■ **TASK DIRECTIONS**
Each line that holds the word "right" counts once. Give the total number of such lines and nothing else.

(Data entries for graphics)
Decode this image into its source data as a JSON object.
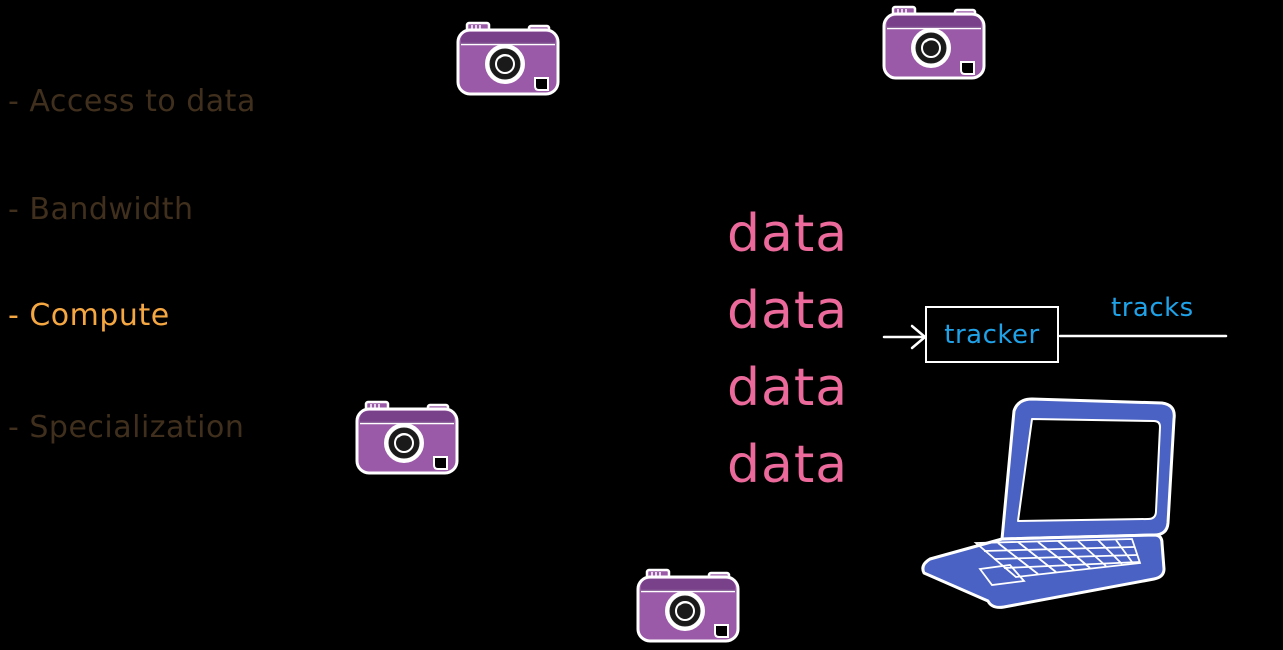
{
  "bullets": [
    {
      "text": "- Access to data",
      "state": "dim"
    },
    {
      "text": "- Bandwidth",
      "state": "dim"
    },
    {
      "text": "- Compute",
      "state": "active"
    },
    {
      "text": "- Specialization",
      "state": "dim"
    }
  ],
  "data_stream": [
    "data",
    "data",
    "data",
    "data"
  ],
  "tracker": {
    "label": "tracker"
  },
  "output": {
    "label": "tracks"
  },
  "icons": {
    "camera": "camera-icon",
    "laptop": "laptop-icon",
    "arrow": "arrow-right-icon"
  },
  "colors": {
    "background": "#000000",
    "bullet_dim": "#3f2f1c",
    "bullet_active": "#f5a742",
    "data_text": "#ec6a9b",
    "tracker_text": "#1fa2e8",
    "camera_body": "#9b5aa8",
    "laptop_body": "#4a62c4"
  }
}
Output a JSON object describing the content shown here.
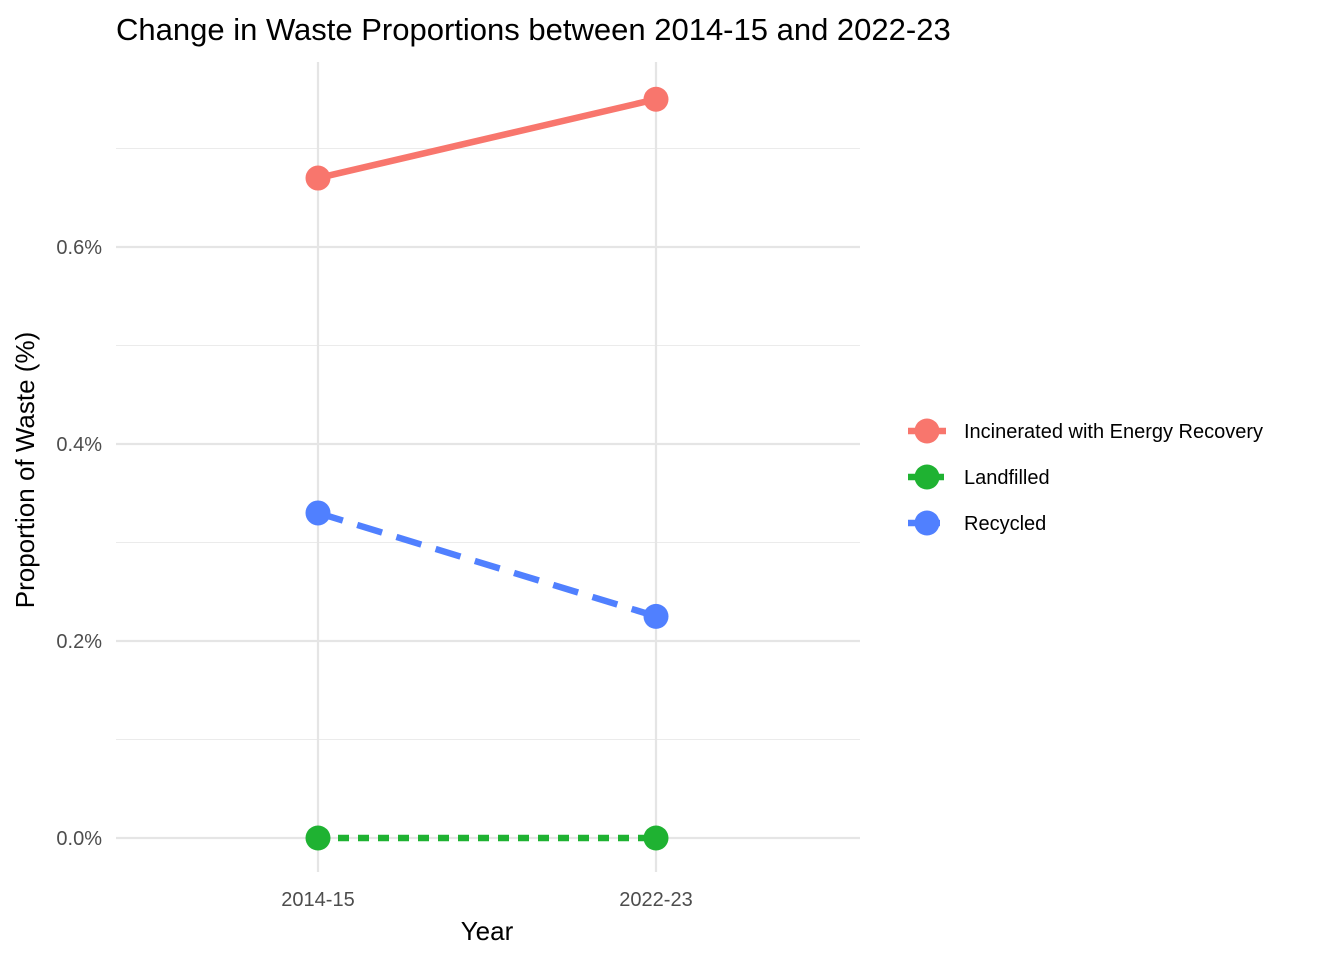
{
  "chart_data": {
    "type": "line",
    "title": "Change in Waste Proportions between 2014-15 and 2022-23",
    "xlabel": "Year",
    "ylabel": "Proportion of Waste (%)",
    "categories": [
      "2014-15",
      "2022-23"
    ],
    "y_ticks": [
      "0.0%",
      "0.2%",
      "0.4%",
      "0.6%"
    ],
    "y_tick_values": [
      0,
      0.2,
      0.4,
      0.6
    ],
    "ylim": [
      -0.0032,
      0.0076
    ],
    "y_scale": 0.01,
    "grid": true,
    "legend_position": "right",
    "series": [
      {
        "name": "Incinerated with Energy Recovery",
        "values": [
          0.0067,
          0.0075
        ],
        "color": "#F8766D",
        "line_style": "solid"
      },
      {
        "name": "Landfilled",
        "values": [
          0.0,
          0.0
        ],
        "color": "#1FB232",
        "line_style": "dotted"
      },
      {
        "name": "Recycled",
        "values": [
          0.0033,
          0.00225
        ],
        "color": "#5080FF",
        "line_style": "dashed"
      }
    ]
  }
}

■ **EXERCISE RESULT**
2